::: Task inputs
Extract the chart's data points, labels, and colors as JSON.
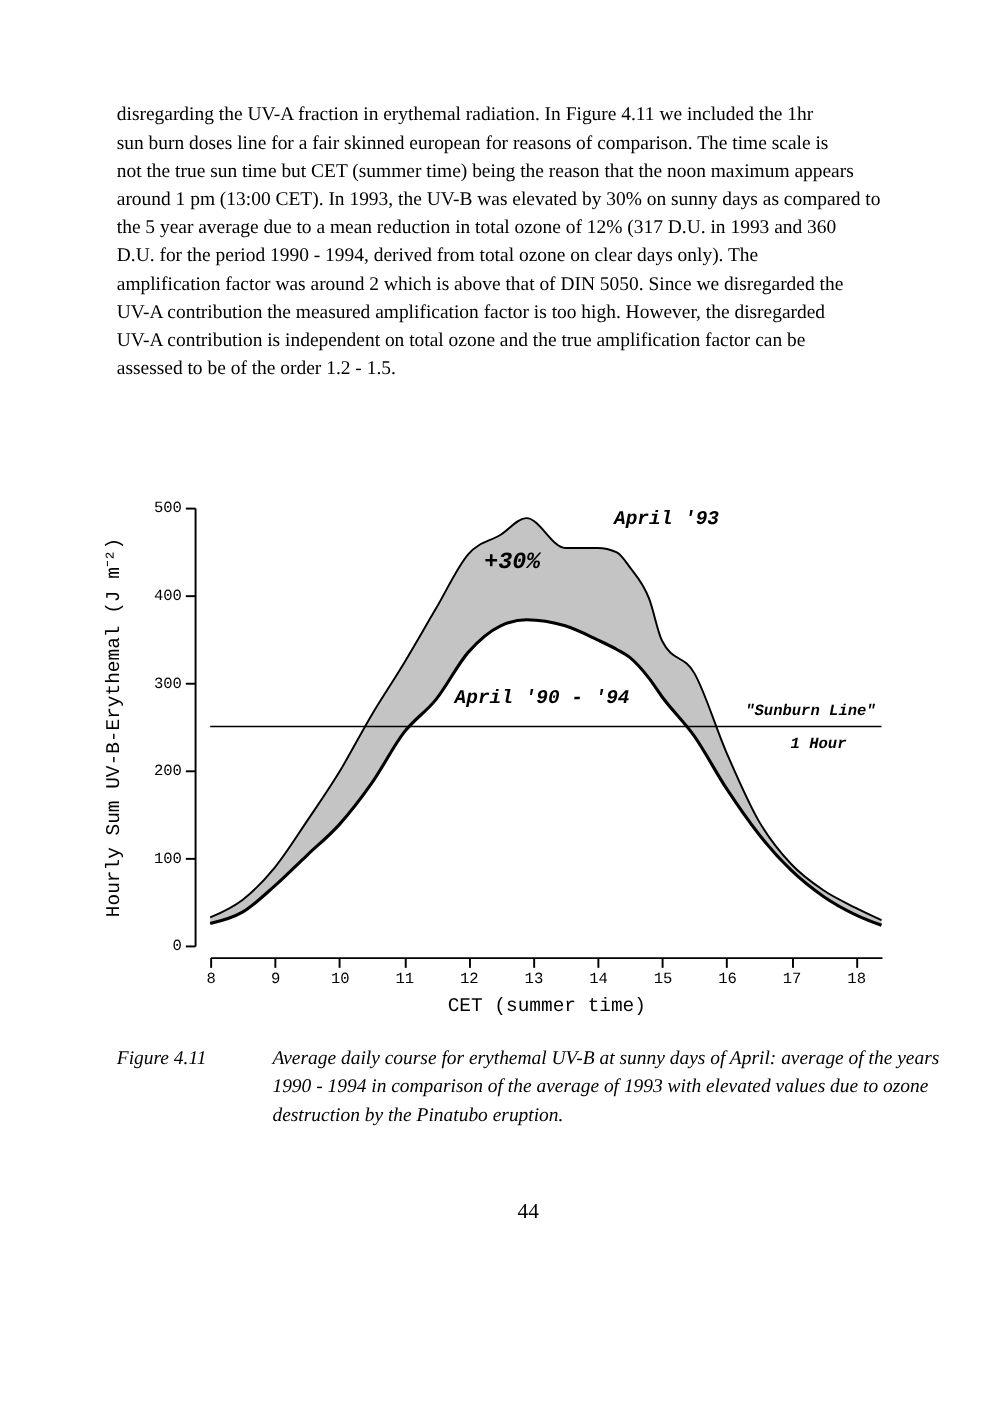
{
  "chart_data": {
    "type": "line",
    "xlabel": "CET (summer time)",
    "ylabel": "Hourly Sum UV-B-Erythemal (J m⁻²)",
    "x": [
      8,
      8.5,
      9,
      9.5,
      10,
      10.5,
      11,
      11.5,
      12,
      12.5,
      12.9,
      13.5,
      14,
      14.3,
      14.5,
      14.8,
      15,
      15.5,
      16,
      16.5,
      17,
      17.5,
      18,
      18.4
    ],
    "series": [
      {
        "name": "April '93",
        "color": "#000000",
        "values": [
          32,
          52,
          89,
          142,
          198,
          263,
          322,
          385,
          447,
          469,
          488,
          454,
          454,
          449,
          432,
          396,
          348,
          311,
          220,
          142,
          93,
          63,
          43,
          29
        ],
        "lower": [
          25,
          38,
          68,
          103,
          138,
          185,
          243,
          281,
          335,
          365,
          372,
          365,
          349,
          338,
          329,
          305,
          284,
          239,
          179,
          127,
          86,
          56,
          35,
          23
        ],
        "upper": [
          32,
          52,
          89,
          142,
          198,
          263,
          322,
          385,
          447,
          469,
          488,
          454,
          454,
          449,
          432,
          396,
          348,
          311,
          220,
          142,
          93,
          63,
          43,
          29
        ]
      },
      {
        "name": "April '90 - '94",
        "color": "#000000",
        "values": [
          25,
          38,
          68,
          103,
          138,
          185,
          243,
          281,
          335,
          365,
          372,
          365,
          349,
          338,
          329,
          305,
          284,
          239,
          179,
          127,
          86,
          56,
          35,
          23
        ]
      }
    ],
    "xlim": [
      8,
      18.4
    ],
    "xticks": [
      8,
      9,
      10,
      11,
      12,
      13,
      14,
      15,
      16,
      17,
      18
    ],
    "ylim": [
      0,
      500
    ],
    "yticks": [
      0,
      100,
      200,
      300,
      400,
      500
    ],
    "ref_lines": [
      {
        "axis": "y",
        "value": 250,
        "label": "\"Sunburn Line\"\n1 Hour",
        "color": "#000000"
      }
    ],
    "annotations": [
      "disregarding the UV-A fraction in erythemal radiation. In Figure 4.11 we included the 1hr sun burn doses line for a fair skinned european for reasons of comparison. The time scale is not the true sun time but CET (summer time) being the reason that the noon maximum appears around 1 pm (13:00 CET). In 1993, the UV-B was elevated by 30% on sunny days as compared to the 5 year average due to a mean reduction in total ozone of 12% (317 D.U. in 1993 and 360 D.U. for the period 1990 - 1994, derived from total ozone on clear days only). The amplification factor was around 2 which is above that of DIN 5050. Since we disregarded the UV-A contribution the measured amplification factor is too high. However, the disregarded UV-A contribution is independent on total ozone and the true amplification factor can be assessed to be of the order 1.2 - 1.5.",
      "+30%",
      "Figure 4.11",
      "Average daily course for erythemal UV-B at sunny days of April: average of the years 1990 - 1994 in comparison of the average of 1993 with elevated values due to ozone destruction by the Pinatubo eruption.",
      "44"
    ],
    "marker": "none",
    "line_style": "solid"
  }
}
::::::
> [What to do]:
Extract each line holding the word "Figure" from the records.

> [The solution]:
      "disregarding the UV-A fraction in erythemal radiation. In Figure 4.11 we included the 1hr sun burn doses line for a fair skinned european for reasons of comparison. The time scale is not the true sun time but CET (summer time) being the reason that the noon maximum appears around 1 pm (13:00 CET). In 1993, the UV-B was elevated by 30% on sunny days as compared to the 5 year average due to a mean reduction in total ozone of 12% (317 D.U. in 1993 and 360 D.U. for the period 1990 - 1994, derived from total ozone on clear days only). The amplification factor was around 2 which is above that of DIN 5050. Since we disregarded the UV-A contribution the measured amplification factor is too high. However, the disregarded UV-A contribution is independent on total ozone and the true amplification factor can be assessed to be of the order 1.2 - 1.5.",
      "Figure 4.11",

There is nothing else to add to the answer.